> WHAT YOU ARE ASKED TO DO
All entries must be extracted exactly, with nothing added or dropped.

(Stored data entries)

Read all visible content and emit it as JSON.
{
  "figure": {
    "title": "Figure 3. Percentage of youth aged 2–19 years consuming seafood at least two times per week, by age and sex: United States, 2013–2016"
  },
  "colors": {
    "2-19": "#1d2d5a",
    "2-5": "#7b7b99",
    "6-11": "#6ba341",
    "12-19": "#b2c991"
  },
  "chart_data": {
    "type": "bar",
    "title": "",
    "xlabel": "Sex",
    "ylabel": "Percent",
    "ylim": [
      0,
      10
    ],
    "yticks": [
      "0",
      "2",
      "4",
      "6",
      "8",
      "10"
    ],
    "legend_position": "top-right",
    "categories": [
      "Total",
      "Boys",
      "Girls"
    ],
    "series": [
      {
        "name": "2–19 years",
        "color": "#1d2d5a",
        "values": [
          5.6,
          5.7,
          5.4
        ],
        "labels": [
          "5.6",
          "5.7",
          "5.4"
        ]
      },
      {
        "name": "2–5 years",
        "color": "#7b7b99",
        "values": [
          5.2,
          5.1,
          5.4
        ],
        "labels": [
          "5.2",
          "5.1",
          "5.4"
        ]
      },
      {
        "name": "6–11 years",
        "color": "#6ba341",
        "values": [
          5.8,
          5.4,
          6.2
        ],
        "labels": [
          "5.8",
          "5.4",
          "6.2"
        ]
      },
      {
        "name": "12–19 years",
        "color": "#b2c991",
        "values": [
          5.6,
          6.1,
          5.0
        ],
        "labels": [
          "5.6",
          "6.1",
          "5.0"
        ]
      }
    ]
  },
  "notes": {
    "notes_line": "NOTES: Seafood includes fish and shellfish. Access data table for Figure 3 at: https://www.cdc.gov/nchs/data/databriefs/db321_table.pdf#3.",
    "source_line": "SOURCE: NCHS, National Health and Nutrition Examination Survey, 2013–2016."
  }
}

> FINAL RESULT
Read all visible content and emit it as JSON.
{
  "figure": {
    "title": "Figure 3. Percentage of youth aged 2–19 years consuming seafood at least two times per week, by age and sex: United States, 2013–2016"
  },
  "colors": {
    "2-19": "#1d2d5a",
    "2-5": "#7b7b99",
    "6-11": "#6ba341",
    "12-19": "#b2c991"
  },
  "chart_data": {
    "type": "bar",
    "title": "",
    "xlabel": "Sex",
    "ylabel": "Percent",
    "ylim": [
      0,
      10
    ],
    "yticks": [
      "0",
      "2",
      "4",
      "6",
      "8",
      "10"
    ],
    "legend_position": "top-right",
    "categories": [
      "Total",
      "Boys",
      "Girls"
    ],
    "series": [
      {
        "name": "2–19 years",
        "color": "#1d2d5a",
        "values": [
          5.6,
          5.7,
          5.4
        ],
        "labels": [
          "5.6",
          "5.7",
          "5.4"
        ]
      },
      {
        "name": "2–5 years",
        "color": "#7b7b99",
        "values": [
          5.2,
          5.1,
          5.4
        ],
        "labels": [
          "5.2",
          "5.1",
          "5.4"
        ]
      },
      {
        "name": "6–11 years",
        "color": "#6ba341",
        "values": [
          5.8,
          5.4,
          6.2
        ],
        "labels": [
          "5.8",
          "5.4",
          "6.2"
        ]
      },
      {
        "name": "12–19 years",
        "color": "#b2c991",
        "values": [
          5.6,
          6.1,
          5.0
        ],
        "labels": [
          "5.6",
          "6.1",
          "5.0"
        ]
      }
    ]
  },
  "notes": {
    "notes_line": "NOTES: Seafood includes fish and shellfish. Access data table for Figure 3 at: https://www.cdc.gov/nchs/data/databriefs/db321_table.pdf#3.",
    "source_line": "SOURCE: NCHS, National Health and Nutrition Examination Survey, 2013–2016."
  }
}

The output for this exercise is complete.